▶ To do
Single out the lines that include the word "like". Copy them.

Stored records
>> Begin

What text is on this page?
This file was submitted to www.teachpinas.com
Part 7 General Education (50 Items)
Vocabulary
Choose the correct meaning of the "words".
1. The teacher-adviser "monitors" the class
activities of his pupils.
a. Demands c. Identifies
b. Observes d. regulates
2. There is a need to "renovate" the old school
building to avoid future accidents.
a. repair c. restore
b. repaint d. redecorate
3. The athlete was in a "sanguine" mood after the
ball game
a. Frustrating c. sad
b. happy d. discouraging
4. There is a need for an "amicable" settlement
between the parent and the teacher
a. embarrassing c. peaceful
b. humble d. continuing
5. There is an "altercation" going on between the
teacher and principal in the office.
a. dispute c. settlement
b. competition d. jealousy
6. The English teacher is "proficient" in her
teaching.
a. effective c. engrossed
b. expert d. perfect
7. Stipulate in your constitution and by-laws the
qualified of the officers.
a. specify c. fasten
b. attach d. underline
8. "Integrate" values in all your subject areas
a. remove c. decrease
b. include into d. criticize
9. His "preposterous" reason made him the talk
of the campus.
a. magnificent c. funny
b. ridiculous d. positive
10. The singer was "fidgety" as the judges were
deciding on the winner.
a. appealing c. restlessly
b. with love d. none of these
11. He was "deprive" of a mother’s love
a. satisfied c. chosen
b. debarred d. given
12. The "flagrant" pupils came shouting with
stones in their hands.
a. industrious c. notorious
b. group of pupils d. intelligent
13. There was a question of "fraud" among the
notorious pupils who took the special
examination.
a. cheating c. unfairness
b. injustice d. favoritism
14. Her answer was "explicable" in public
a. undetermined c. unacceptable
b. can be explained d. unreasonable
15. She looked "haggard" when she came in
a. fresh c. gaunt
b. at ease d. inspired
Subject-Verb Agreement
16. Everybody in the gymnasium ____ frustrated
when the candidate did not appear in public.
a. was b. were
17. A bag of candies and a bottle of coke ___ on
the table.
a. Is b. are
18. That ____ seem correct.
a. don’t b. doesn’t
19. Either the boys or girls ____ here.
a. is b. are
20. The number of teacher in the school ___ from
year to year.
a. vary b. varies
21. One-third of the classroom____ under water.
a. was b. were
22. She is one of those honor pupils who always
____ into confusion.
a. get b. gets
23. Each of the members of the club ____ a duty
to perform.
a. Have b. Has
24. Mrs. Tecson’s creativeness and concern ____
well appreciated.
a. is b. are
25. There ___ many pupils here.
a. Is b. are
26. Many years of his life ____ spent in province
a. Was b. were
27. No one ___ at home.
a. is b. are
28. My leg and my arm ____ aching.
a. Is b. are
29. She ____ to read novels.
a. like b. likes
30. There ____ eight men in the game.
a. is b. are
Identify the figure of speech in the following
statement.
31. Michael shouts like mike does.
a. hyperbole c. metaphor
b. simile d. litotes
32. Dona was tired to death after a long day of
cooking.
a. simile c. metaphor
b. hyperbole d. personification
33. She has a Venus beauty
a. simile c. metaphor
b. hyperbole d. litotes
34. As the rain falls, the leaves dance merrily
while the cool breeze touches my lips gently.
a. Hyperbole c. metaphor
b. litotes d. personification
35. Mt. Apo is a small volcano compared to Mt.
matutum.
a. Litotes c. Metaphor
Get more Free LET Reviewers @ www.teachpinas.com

>> End

▶ Finished exercise
a. like b. likes
31. Michael shouts like mike does.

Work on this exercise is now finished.